=== TASK TO CARRY OUT ===
How many lines in the listing below include the word "портрет"? Answer with the number and nothing else.

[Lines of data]
■ ■ ■ ■ ■

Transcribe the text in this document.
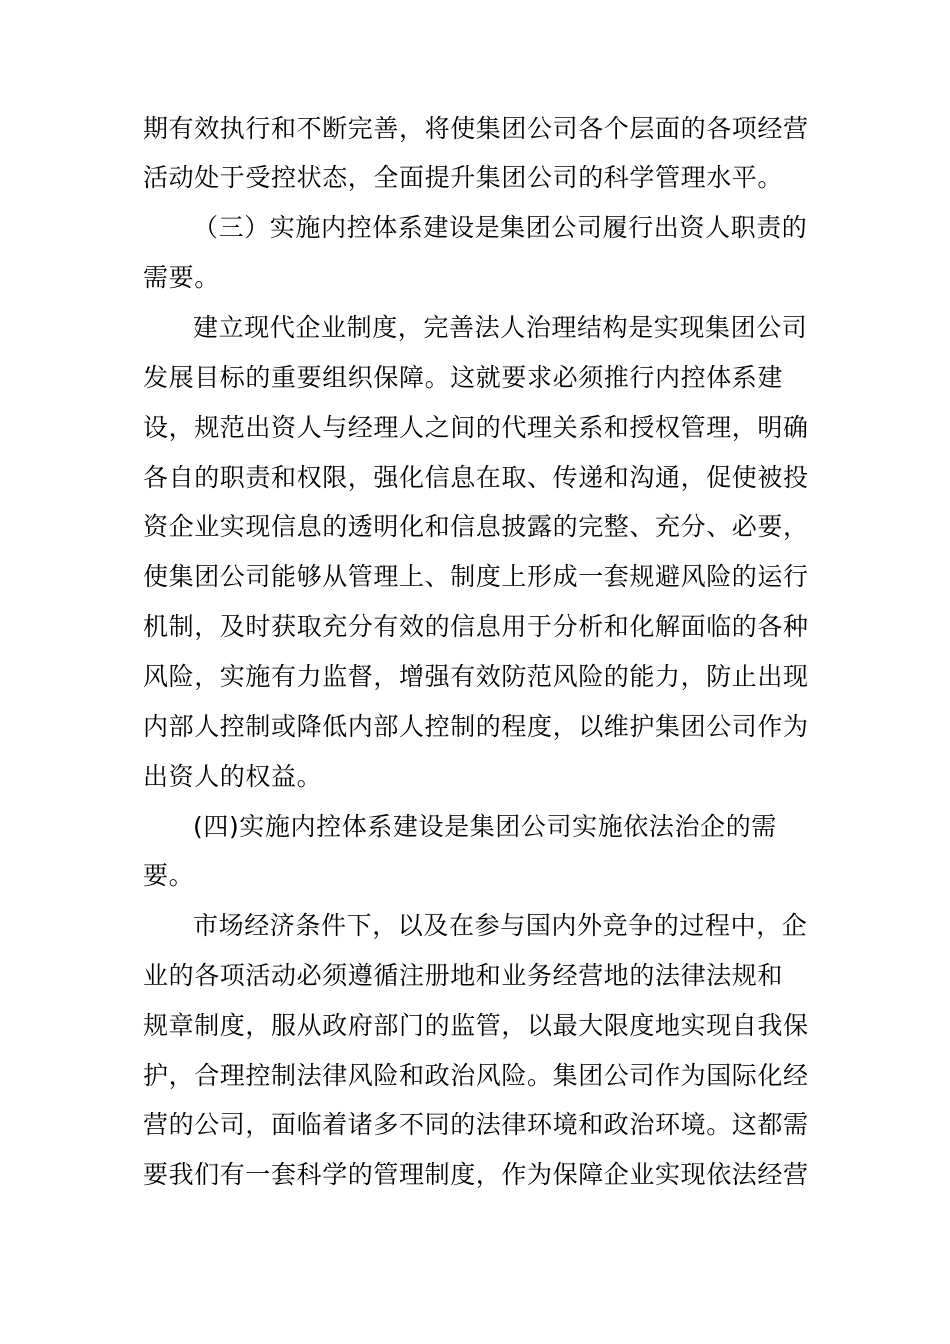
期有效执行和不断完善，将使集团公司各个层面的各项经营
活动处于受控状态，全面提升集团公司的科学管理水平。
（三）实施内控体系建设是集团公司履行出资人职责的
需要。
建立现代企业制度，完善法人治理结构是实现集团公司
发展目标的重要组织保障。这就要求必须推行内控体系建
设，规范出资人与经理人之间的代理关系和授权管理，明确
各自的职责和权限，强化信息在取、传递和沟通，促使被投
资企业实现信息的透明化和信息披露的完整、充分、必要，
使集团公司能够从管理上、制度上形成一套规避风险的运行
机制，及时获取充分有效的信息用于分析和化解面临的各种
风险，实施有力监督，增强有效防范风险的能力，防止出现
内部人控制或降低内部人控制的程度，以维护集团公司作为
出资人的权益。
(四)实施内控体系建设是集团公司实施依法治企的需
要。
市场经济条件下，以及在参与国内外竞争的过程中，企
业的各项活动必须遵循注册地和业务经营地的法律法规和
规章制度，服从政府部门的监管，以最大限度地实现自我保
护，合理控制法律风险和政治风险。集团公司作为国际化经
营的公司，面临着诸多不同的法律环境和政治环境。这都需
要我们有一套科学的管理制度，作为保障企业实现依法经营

■ ■ ■ ■ ■

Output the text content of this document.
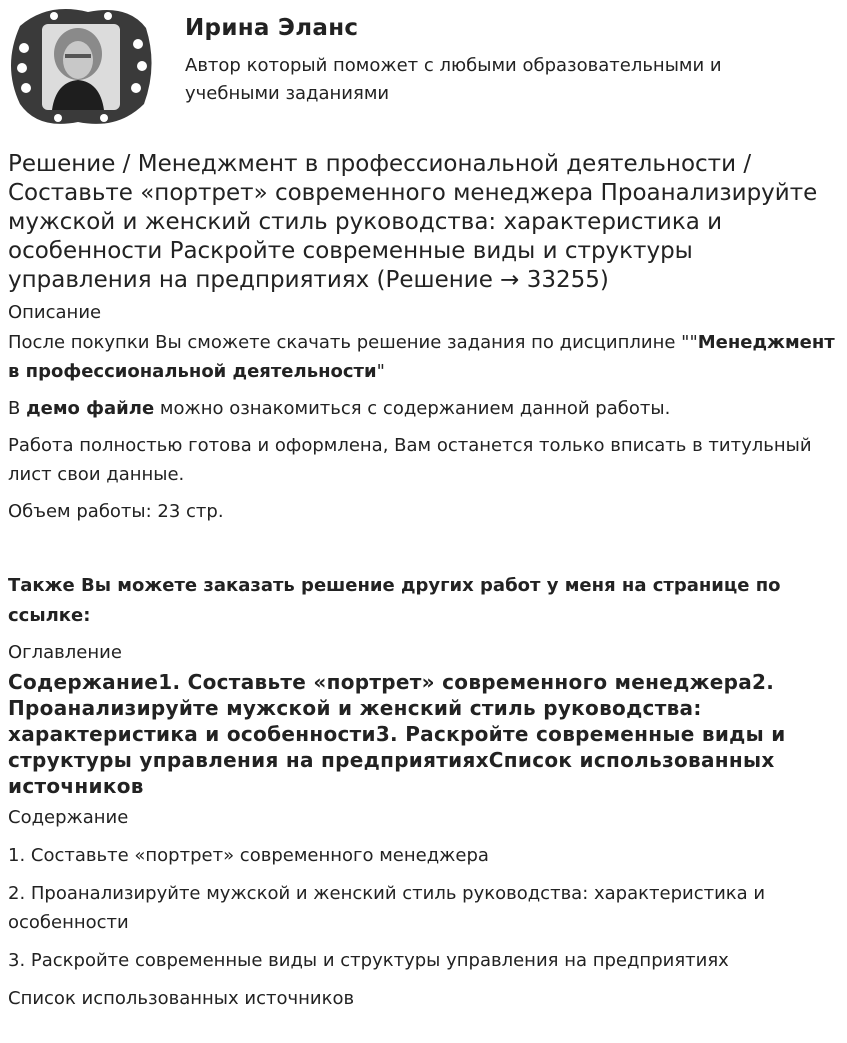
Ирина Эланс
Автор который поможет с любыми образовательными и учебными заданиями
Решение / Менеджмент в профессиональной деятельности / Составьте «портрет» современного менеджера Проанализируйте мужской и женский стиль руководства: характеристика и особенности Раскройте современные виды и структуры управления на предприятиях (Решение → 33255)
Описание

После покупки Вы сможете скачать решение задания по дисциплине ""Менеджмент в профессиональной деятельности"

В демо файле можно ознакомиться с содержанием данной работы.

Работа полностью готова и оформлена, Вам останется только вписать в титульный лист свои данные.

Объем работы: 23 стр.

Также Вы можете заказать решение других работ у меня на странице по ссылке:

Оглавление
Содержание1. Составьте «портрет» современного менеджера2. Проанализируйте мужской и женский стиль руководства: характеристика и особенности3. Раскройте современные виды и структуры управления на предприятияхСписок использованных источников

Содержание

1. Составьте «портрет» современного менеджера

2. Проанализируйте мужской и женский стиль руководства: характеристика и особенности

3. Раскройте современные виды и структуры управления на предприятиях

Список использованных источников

■ ■ ■ ■ ■

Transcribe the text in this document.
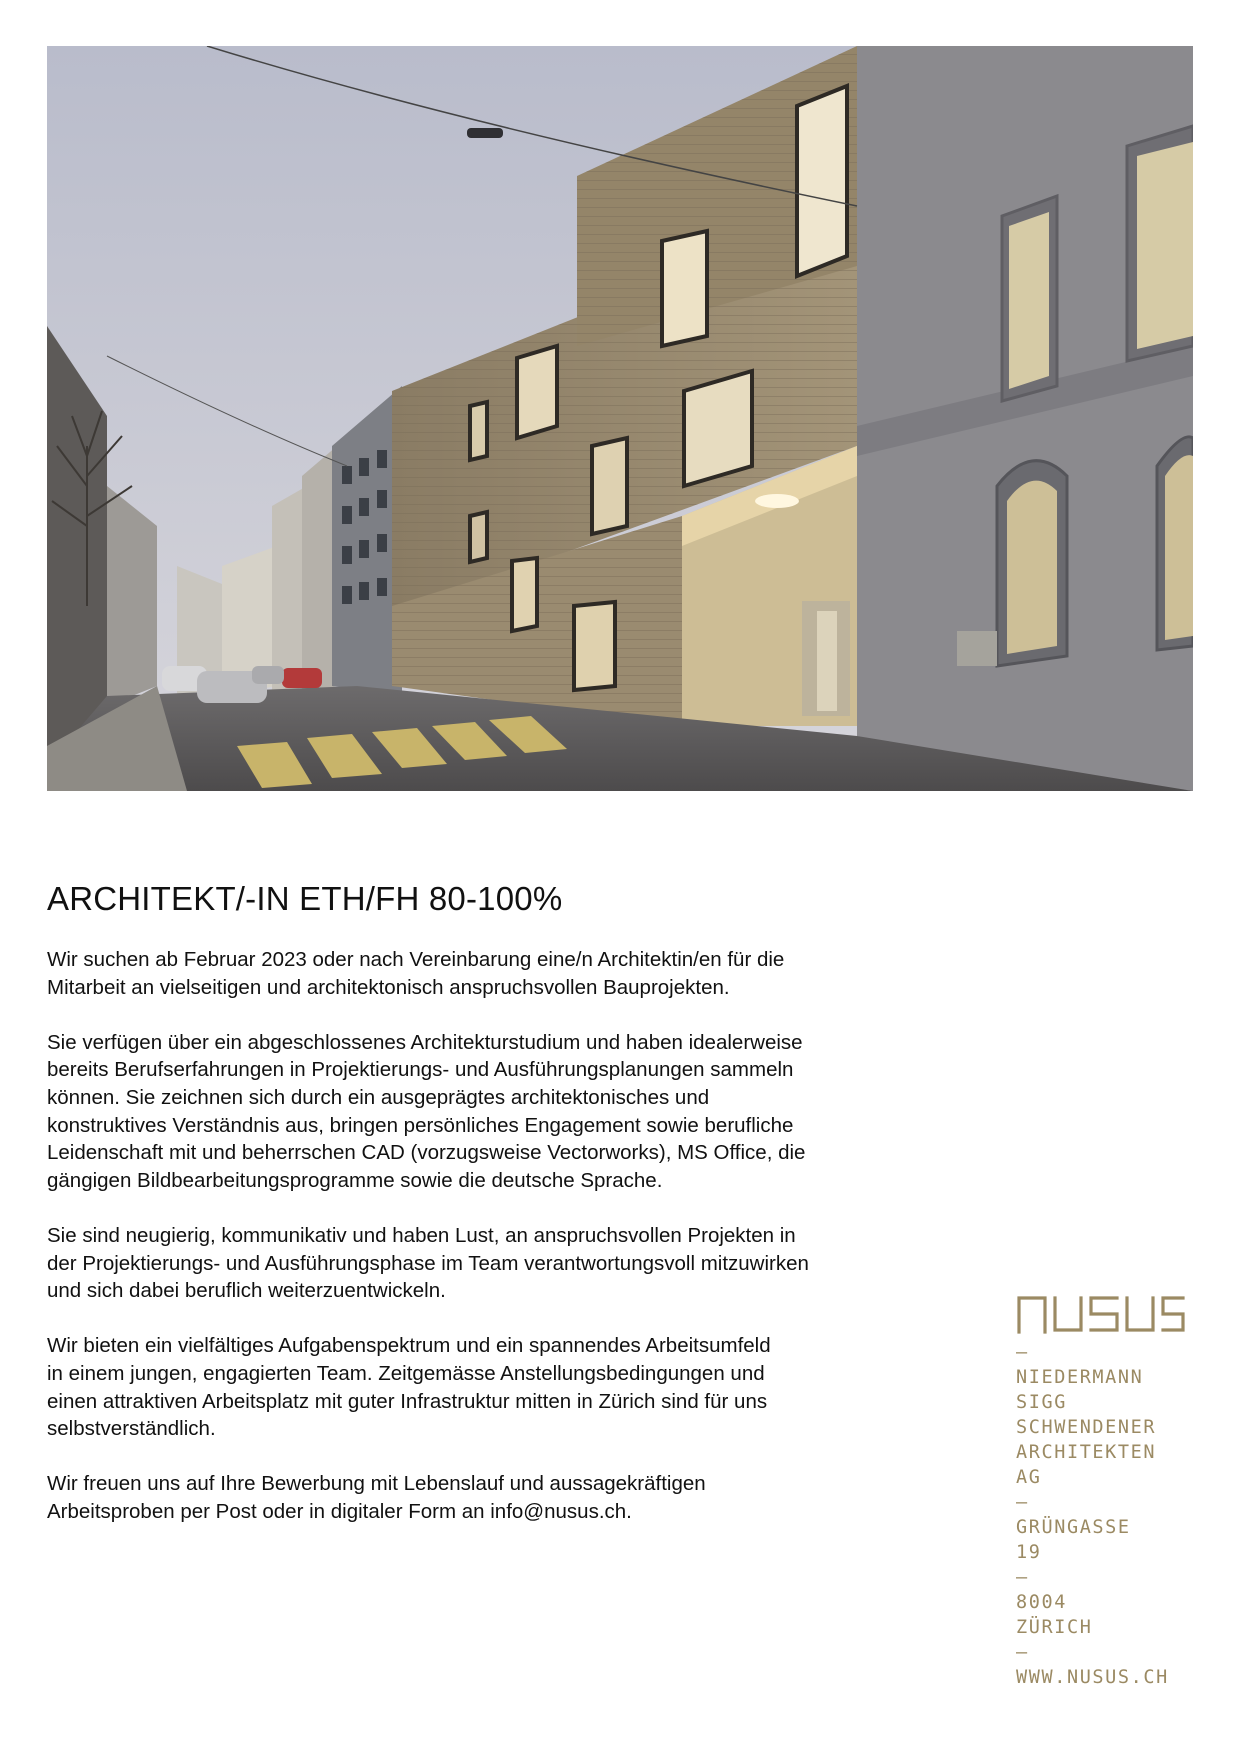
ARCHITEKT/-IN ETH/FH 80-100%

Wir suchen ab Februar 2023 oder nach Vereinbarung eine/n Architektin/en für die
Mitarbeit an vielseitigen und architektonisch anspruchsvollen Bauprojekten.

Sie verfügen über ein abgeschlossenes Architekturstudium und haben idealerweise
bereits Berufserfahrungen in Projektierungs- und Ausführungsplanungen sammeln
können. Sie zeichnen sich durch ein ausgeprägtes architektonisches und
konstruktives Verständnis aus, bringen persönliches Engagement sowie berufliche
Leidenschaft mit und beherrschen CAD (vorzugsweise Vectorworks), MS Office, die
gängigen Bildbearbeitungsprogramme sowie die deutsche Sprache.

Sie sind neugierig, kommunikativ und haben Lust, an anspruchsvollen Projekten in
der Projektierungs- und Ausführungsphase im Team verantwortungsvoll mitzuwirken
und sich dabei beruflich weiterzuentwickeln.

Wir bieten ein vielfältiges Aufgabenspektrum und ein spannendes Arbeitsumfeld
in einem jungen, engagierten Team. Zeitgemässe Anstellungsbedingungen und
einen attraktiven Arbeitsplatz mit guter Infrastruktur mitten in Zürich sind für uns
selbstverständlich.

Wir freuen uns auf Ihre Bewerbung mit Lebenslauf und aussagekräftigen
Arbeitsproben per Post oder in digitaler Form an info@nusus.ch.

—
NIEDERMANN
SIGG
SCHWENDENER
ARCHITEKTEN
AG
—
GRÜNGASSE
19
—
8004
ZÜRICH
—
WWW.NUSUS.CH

■ ■ ■ ■ ■

=== RESULT FOR THIS TASK ===
3